■ Written request
Give the data below again, word for word.

[Figure record extracts]
>> begin

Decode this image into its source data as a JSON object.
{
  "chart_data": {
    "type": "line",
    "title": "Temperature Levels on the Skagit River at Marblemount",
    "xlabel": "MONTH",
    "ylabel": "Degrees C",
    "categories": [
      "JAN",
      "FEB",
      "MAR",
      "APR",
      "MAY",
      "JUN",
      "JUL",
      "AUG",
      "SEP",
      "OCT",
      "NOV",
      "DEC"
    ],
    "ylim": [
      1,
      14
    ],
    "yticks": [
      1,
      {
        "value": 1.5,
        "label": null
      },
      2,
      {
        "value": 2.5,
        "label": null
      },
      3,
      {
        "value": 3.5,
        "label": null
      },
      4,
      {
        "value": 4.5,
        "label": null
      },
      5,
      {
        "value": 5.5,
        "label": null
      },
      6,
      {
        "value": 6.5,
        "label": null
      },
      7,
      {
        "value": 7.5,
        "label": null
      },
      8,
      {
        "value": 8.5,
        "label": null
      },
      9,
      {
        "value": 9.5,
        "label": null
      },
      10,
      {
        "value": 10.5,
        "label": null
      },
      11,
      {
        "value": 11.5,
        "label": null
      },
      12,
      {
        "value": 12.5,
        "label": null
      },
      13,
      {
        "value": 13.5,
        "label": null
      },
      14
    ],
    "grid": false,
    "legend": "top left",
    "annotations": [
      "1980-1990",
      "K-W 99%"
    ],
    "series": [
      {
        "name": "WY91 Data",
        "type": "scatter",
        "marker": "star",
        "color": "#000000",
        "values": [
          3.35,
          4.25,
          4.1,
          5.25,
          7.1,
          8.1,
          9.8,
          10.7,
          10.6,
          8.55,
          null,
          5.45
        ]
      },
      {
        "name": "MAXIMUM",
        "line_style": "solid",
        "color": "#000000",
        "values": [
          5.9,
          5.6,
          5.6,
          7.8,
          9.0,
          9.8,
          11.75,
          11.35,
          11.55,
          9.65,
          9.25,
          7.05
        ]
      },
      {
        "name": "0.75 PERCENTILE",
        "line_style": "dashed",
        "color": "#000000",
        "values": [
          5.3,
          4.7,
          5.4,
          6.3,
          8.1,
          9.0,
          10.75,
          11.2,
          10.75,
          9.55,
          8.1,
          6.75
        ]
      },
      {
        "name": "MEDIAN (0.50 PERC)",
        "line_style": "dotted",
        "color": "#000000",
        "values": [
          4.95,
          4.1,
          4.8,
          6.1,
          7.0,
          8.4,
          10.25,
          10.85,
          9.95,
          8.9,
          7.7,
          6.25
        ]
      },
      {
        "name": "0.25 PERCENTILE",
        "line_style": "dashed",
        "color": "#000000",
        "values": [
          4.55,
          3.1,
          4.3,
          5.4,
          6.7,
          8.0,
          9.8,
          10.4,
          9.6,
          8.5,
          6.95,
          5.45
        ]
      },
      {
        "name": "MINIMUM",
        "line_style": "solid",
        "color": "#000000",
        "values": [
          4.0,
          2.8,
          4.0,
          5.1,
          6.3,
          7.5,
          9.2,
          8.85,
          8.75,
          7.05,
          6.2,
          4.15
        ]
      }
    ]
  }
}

>> end

■ Answer to the task
Decode this image into its source data as a JSON object.
{
  "chart_data": {
    "type": "line",
    "title": "Temperature Levels on the Skagit River at Marblemount",
    "xlabel": "MONTH",
    "ylabel": "Degrees C",
    "categories": [
      "JAN",
      "FEB",
      "MAR",
      "APR",
      "MAY",
      "JUN",
      "JUL",
      "AUG",
      "SEP",
      "OCT",
      "NOV",
      "DEC"
    ],
    "ylim": [
      1,
      14
    ],
    "yticks": [
      1,
      {
        "value": 1.5,
        "label": null
      },
      2,
      {
        "value": 2.5,
        "label": null
      },
      3,
      {
        "value": 3.5,
        "label": null
      },
      4,
      {
        "value": 4.5,
        "label": null
      },
      5,
      {
        "value": 5.5,
        "label": null
      },
      6,
      {
        "value": 6.5,
        "label": null
      },
      7,
      {
        "value": 7.5,
        "label": null
      },
      8,
      {
        "value": 8.5,
        "label": null
      },
      9,
      {
        "value": 9.5,
        "label": null
      },
      10,
      {
        "value": 10.5,
        "label": null
      },
      11,
      {
        "value": 11.5,
        "label": null
      },
      12,
      {
        "value": 12.5,
        "label": null
      },
      13,
      {
        "value": 13.5,
        "label": null
      },
      14
    ],
    "grid": false,
    "legend": "top left",
    "annotations": [
      "1980-1990",
      "K-W 99%"
    ],
    "series": [
      {
        "name": "WY91 Data",
        "type": "scatter",
        "marker": "star",
        "color": "#000000",
        "values": [
          3.35,
          4.25,
          4.1,
          5.25,
          7.1,
          8.1,
          9.8,
          10.7,
          10.6,
          8.55,
          null,
          5.45
        ]
      },
      {
        "name": "MAXIMUM",
        "line_style": "solid",
        "color": "#000000",
        "values": [
          5.9,
          5.6,
          5.6,
          7.8,
          9.0,
          9.8,
          11.75,
          11.35,
          11.55,
          9.65,
          9.25,
          7.05
        ]
      },
      {
        "name": "0.75 PERCENTILE",
        "line_style": "dashed",
        "color": "#000000",
        "values": [
          5.3,
          4.7,
          5.4,
          6.3,
          8.1,
          9.0,
          10.75,
          11.2,
          10.75,
          9.55,
          8.1,
          6.75
        ]
      },
      {
        "name": "MEDIAN (0.50 PERC)",
        "line_style": "dotted",
        "color": "#000000",
        "values": [
          4.95,
          4.1,
          4.8,
          6.1,
          7.0,
          8.4,
          10.25,
          10.85,
          9.95,
          8.9,
          7.7,
          6.25
        ]
      },
      {
        "name": "0.25 PERCENTILE",
        "line_style": "dashed",
        "color": "#000000",
        "values": [
          4.55,
          3.1,
          4.3,
          5.4,
          6.7,
          8.0,
          9.8,
          10.4,
          9.6,
          8.5,
          6.95,
          5.45
        ]
      },
      {
        "name": "MINIMUM",
        "line_style": "solid",
        "color": "#000000",
        "values": [
          4.0,
          2.8,
          4.0,
          5.1,
          6.3,
          7.5,
          9.2,
          8.85,
          8.75,
          7.05,
          6.2,
          4.15
        ]
      }
    ]
  }
}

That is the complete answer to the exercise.